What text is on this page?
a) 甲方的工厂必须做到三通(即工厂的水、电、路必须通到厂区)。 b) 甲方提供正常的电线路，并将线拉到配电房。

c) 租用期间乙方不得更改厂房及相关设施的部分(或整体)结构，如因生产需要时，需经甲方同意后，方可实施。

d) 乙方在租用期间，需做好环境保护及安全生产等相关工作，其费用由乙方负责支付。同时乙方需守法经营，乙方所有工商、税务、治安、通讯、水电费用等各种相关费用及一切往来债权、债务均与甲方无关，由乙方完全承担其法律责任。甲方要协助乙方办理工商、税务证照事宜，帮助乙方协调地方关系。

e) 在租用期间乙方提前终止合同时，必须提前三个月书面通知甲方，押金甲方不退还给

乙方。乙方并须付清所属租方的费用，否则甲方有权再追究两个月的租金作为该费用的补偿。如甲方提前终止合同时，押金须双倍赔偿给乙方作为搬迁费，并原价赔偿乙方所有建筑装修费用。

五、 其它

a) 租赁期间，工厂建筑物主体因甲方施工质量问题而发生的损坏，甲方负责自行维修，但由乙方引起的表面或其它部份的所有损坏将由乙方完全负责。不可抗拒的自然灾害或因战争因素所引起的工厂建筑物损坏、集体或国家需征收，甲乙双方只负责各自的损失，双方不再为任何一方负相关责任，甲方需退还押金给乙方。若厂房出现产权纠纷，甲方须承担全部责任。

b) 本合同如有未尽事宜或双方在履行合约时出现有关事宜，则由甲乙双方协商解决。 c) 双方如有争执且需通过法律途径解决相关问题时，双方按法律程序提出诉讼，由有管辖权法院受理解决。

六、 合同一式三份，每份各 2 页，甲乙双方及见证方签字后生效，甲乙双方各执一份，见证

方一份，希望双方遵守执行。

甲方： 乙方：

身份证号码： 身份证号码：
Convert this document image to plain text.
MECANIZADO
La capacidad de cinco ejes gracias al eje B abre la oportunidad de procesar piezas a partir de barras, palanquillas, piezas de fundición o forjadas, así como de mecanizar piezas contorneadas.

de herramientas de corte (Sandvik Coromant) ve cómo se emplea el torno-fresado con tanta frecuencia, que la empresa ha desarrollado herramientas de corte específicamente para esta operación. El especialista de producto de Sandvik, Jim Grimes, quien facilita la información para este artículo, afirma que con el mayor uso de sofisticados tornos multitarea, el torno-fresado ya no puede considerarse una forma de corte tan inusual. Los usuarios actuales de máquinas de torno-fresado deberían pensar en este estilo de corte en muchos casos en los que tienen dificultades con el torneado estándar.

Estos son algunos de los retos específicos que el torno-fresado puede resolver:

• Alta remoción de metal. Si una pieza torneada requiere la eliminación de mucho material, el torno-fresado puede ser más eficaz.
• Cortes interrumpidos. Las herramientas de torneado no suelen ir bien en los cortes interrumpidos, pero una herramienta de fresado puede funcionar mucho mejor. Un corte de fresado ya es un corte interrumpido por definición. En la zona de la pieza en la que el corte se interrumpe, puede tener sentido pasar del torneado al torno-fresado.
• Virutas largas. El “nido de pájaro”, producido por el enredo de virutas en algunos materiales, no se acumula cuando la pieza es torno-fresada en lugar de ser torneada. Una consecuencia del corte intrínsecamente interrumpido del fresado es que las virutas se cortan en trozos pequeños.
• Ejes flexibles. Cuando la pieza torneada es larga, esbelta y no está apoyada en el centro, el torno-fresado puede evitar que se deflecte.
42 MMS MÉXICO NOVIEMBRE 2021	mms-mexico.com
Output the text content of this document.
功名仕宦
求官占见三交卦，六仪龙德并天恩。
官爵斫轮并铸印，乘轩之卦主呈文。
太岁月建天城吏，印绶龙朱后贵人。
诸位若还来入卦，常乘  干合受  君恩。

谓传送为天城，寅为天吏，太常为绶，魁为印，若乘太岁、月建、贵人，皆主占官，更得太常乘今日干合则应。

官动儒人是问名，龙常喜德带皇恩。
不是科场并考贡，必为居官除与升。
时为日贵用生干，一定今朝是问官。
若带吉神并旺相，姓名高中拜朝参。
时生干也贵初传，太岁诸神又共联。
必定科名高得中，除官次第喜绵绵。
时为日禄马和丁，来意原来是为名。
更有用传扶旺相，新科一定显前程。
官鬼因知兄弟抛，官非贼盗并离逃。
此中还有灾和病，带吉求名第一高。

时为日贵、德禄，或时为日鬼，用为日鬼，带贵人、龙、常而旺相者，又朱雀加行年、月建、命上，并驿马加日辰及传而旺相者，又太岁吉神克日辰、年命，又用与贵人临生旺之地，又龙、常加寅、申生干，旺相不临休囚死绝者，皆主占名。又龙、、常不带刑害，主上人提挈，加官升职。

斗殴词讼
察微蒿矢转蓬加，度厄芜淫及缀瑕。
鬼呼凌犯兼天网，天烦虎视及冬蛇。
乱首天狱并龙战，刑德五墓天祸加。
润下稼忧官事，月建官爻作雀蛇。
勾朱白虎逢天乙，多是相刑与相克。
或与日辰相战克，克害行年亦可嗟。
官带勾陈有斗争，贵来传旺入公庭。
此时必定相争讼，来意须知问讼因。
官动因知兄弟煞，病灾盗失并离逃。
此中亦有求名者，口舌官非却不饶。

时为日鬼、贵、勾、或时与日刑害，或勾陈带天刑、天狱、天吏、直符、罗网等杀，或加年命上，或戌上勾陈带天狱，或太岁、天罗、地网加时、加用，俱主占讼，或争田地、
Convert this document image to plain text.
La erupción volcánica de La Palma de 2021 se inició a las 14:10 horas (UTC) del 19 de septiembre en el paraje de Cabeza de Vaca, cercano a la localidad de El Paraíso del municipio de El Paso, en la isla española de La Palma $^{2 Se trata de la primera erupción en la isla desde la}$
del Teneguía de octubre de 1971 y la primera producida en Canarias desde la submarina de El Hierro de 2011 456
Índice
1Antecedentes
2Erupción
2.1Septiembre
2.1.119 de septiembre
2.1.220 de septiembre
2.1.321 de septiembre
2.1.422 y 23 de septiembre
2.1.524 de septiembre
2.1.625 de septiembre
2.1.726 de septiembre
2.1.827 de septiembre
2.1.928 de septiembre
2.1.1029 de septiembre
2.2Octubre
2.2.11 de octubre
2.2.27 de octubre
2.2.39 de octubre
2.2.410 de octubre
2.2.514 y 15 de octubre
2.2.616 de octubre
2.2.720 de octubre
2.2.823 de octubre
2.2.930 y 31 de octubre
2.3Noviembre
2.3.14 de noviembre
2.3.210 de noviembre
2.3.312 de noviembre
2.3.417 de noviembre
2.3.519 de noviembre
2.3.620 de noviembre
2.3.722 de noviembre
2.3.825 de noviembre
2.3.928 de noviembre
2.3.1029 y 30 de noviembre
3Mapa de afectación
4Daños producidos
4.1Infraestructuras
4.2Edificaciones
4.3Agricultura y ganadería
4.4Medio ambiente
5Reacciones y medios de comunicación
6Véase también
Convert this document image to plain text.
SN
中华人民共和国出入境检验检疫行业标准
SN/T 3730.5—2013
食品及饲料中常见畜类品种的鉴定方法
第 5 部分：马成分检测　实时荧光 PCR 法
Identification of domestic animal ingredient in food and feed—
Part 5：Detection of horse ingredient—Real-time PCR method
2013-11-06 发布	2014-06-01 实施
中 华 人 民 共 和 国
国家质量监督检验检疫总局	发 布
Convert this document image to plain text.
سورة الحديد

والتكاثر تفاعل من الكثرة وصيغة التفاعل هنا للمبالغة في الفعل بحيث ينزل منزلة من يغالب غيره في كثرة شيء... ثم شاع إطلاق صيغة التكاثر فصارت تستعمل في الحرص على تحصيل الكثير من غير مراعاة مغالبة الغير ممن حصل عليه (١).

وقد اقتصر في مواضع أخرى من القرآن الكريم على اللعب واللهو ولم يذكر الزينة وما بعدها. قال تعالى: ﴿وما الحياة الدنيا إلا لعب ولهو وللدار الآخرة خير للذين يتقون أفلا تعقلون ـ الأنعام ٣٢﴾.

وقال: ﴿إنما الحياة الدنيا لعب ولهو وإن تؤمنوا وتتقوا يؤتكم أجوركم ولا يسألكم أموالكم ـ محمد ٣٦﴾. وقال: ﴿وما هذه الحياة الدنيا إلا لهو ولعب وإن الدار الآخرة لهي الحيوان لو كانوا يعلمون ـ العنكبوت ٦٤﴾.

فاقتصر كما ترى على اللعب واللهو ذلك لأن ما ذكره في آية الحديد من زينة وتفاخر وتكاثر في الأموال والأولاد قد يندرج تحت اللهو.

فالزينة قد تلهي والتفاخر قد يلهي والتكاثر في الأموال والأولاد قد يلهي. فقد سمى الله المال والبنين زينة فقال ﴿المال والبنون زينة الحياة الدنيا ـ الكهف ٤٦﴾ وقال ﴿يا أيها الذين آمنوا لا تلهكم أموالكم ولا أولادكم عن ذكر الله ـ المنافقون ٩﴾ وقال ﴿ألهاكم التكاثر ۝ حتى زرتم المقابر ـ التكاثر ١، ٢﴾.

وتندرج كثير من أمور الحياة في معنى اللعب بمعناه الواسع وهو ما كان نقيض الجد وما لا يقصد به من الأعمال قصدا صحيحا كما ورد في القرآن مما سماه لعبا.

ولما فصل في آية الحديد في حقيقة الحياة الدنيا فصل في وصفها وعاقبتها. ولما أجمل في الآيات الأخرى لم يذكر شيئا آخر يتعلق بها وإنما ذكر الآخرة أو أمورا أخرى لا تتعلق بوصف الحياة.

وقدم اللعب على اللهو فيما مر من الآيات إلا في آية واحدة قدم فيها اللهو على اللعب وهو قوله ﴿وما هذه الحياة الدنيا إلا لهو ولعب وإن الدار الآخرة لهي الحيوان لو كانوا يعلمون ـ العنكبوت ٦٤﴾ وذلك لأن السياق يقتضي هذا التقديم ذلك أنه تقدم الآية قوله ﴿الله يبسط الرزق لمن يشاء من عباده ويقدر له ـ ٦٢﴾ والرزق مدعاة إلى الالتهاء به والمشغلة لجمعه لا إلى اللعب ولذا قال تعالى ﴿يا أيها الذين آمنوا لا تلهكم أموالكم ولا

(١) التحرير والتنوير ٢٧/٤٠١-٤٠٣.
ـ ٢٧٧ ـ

= = = = =

Select and copy every line of the material that holds the string "الحديد".

__TASK ANSWER__.
سورة الحديد
فاقتصر كما ترى على اللعب واللهو ذلك لأن ما ذكره في آية الحديد من زينة وتفاخر وتكاثر في الأموال والأولاد قد يندرج تحت اللهو.
ولما فصل في آية الحديد في حقيقة الحياة الدنيا فصل في وصفها وعاقبتها. ولما أجمل في الآيات الأخرى لم يذكر شيئا آخر يتعلق بها وإنما ذكر الآخرة أو أمورا أخرى لا تتعلق بوصف الحياة.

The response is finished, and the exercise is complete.